Set problem => Select the lines that hold the word "xlabel" and copy each one.

Dataset records =>
--------------------------------------------------
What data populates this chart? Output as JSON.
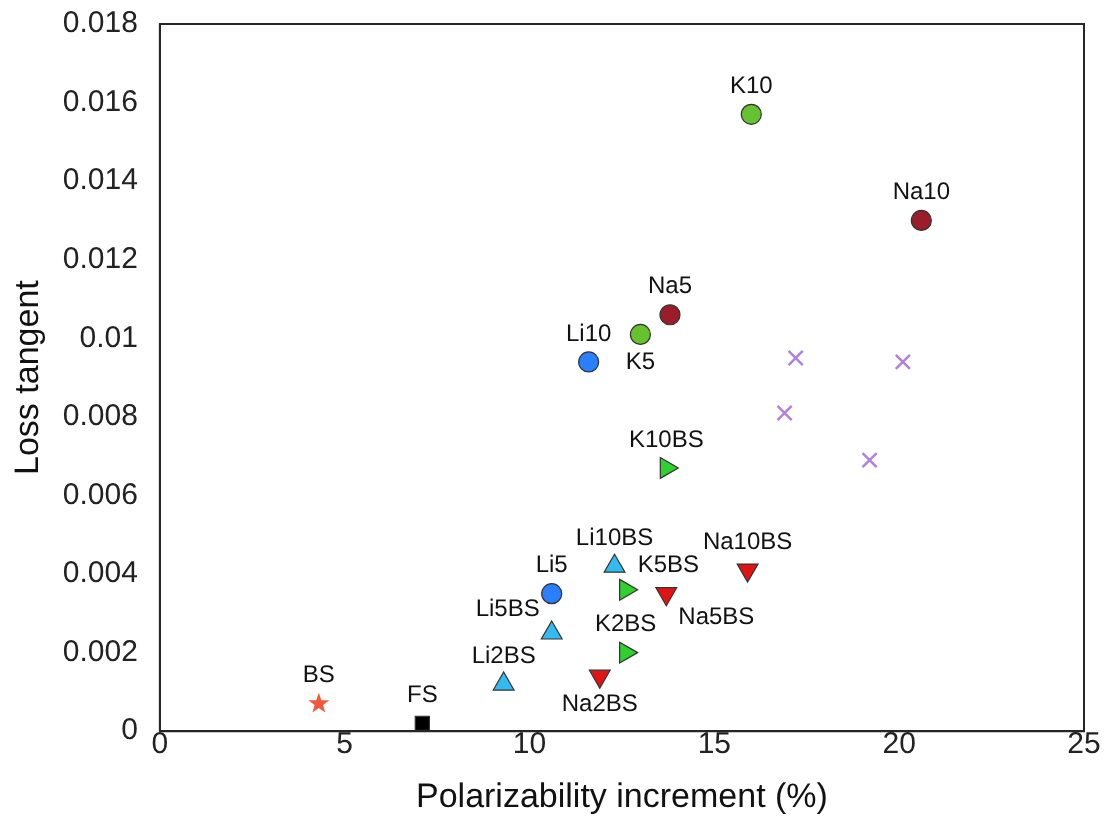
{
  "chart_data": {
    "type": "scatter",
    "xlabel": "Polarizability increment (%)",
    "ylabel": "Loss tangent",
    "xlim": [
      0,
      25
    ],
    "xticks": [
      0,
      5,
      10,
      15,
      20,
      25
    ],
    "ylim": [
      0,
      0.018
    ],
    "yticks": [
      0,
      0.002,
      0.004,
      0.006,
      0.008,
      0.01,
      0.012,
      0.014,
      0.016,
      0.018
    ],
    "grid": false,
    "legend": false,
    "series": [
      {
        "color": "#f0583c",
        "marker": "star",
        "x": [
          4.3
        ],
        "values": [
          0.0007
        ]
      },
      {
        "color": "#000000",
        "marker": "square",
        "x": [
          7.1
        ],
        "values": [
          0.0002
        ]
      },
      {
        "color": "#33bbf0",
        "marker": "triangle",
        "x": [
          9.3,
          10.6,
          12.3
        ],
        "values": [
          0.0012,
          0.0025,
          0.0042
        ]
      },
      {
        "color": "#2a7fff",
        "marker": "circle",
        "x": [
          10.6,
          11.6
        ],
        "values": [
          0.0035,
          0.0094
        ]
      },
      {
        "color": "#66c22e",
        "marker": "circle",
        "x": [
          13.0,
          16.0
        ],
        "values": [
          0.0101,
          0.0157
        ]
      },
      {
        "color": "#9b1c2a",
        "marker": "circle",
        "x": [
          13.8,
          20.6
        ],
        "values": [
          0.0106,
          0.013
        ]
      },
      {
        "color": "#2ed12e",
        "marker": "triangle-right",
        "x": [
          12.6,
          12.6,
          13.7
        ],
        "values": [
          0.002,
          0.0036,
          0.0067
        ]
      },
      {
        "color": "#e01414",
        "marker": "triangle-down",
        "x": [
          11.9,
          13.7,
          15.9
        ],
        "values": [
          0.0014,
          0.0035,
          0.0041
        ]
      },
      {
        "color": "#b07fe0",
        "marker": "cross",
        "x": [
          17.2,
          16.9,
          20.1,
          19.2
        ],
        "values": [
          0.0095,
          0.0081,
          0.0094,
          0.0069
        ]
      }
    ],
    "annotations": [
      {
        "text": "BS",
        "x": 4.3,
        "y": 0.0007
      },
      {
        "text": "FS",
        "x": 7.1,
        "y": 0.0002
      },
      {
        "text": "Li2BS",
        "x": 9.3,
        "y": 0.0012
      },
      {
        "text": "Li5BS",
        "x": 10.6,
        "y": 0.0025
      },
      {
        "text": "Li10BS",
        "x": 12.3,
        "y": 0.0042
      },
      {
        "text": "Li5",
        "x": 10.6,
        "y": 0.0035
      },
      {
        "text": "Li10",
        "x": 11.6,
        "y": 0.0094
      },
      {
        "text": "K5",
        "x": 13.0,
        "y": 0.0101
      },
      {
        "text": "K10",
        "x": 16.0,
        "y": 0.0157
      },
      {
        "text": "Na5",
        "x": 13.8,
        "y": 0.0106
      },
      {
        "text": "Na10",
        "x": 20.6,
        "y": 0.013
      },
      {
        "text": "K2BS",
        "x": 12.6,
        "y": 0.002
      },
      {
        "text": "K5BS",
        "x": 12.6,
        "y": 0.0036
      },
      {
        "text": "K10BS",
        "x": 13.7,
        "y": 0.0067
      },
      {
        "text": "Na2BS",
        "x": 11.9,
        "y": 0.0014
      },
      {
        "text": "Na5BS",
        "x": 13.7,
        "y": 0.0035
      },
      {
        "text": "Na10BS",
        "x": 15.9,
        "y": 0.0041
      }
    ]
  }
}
--------------------------------------------------
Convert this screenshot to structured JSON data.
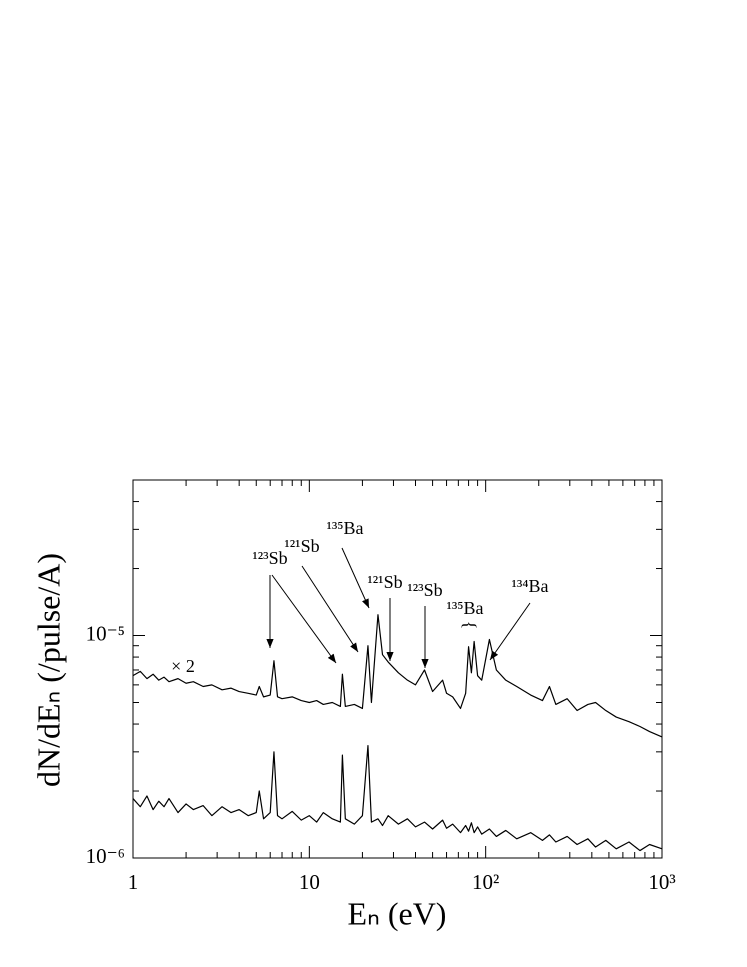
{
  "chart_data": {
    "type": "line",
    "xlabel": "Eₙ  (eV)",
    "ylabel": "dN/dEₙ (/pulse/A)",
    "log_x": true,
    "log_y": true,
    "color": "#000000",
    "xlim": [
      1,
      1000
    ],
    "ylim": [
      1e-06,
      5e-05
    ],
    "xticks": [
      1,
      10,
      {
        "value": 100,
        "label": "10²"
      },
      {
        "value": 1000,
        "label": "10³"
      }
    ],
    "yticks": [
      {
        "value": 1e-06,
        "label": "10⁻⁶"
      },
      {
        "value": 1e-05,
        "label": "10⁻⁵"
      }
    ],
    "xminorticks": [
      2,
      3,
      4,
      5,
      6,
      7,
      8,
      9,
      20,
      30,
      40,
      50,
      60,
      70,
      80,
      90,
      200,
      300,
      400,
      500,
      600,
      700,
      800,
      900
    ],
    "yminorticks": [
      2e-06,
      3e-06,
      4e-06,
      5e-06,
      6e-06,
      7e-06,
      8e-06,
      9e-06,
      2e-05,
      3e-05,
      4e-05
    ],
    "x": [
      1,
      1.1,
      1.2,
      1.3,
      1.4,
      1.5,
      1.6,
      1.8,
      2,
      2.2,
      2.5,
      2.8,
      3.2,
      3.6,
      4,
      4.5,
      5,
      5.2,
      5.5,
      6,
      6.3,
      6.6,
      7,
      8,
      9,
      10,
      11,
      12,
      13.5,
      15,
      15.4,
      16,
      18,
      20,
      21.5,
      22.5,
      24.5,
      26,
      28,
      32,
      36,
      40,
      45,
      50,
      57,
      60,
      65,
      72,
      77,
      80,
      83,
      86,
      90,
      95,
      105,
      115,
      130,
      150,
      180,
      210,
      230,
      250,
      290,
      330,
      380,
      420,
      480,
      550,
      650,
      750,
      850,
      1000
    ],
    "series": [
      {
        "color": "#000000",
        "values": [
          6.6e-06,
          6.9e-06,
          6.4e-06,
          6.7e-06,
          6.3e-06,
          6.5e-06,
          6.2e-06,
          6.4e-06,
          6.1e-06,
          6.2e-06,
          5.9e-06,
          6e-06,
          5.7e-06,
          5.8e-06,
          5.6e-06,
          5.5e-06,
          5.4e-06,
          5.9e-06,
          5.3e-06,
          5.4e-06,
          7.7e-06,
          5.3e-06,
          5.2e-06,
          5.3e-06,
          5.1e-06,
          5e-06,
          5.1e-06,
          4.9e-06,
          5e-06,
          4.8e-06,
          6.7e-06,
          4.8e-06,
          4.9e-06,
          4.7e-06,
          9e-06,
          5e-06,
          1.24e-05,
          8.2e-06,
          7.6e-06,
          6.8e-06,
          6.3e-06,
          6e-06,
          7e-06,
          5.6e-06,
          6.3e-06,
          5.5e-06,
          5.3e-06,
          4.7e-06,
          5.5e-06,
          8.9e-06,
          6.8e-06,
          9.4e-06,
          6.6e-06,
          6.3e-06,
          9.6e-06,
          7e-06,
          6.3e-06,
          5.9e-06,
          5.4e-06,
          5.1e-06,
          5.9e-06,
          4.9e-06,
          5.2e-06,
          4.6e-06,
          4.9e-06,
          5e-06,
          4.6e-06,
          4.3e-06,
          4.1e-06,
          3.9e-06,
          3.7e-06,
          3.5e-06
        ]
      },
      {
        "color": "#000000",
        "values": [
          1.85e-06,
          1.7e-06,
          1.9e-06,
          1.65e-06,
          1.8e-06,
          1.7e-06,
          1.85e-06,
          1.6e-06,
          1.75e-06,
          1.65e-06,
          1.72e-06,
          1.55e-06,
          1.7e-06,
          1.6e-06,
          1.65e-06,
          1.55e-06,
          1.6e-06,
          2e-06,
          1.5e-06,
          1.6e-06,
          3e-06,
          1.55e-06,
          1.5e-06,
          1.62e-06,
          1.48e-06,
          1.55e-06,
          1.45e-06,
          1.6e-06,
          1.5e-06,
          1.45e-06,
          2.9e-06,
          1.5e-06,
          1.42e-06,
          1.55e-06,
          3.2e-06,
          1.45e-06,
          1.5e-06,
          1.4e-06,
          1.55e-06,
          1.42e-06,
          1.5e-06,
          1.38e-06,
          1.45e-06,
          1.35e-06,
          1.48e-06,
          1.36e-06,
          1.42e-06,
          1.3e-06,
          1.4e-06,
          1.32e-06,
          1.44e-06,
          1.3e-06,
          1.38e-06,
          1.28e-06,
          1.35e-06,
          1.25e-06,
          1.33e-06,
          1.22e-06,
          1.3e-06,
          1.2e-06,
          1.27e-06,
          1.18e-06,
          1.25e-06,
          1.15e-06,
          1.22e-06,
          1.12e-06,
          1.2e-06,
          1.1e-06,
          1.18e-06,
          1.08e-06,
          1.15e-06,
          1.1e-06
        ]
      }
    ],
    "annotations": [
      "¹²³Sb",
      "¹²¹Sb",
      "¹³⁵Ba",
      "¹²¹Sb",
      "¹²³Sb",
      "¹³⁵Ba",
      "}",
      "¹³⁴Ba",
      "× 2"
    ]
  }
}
--------------------------------------------------
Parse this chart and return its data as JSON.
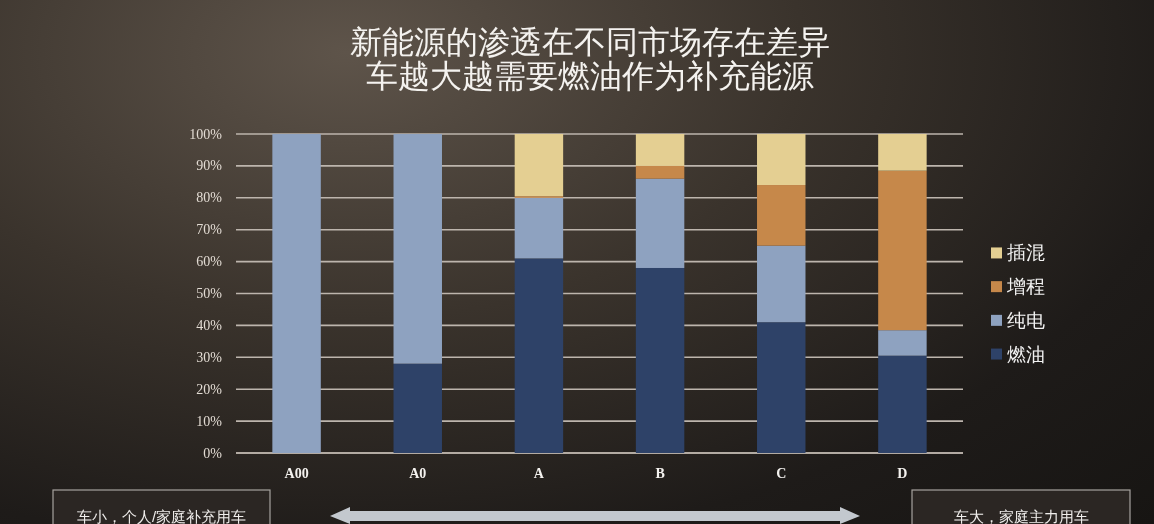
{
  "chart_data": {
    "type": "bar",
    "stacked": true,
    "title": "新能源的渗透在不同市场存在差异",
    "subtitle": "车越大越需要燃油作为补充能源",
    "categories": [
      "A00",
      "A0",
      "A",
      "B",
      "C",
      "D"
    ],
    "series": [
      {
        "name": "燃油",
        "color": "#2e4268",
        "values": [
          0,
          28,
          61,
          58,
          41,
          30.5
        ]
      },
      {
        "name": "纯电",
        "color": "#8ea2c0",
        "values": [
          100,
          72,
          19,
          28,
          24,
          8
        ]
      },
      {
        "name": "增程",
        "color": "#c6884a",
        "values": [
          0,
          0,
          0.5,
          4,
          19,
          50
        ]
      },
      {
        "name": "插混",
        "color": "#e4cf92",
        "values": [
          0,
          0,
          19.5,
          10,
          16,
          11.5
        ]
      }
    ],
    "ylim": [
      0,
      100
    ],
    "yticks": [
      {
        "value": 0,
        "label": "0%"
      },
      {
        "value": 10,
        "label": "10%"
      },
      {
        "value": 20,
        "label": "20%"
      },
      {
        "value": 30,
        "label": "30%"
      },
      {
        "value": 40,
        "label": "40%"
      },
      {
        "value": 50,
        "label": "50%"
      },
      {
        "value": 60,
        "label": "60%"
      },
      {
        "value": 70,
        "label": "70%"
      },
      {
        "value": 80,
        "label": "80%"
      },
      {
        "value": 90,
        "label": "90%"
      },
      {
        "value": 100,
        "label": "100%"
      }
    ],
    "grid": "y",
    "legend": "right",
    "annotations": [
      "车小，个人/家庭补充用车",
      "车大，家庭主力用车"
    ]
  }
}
--------------------------------------------------
The output =>
    "xlabel": "Polarizability increment (%)",
    "xlabel": "Eₙ  (eV)",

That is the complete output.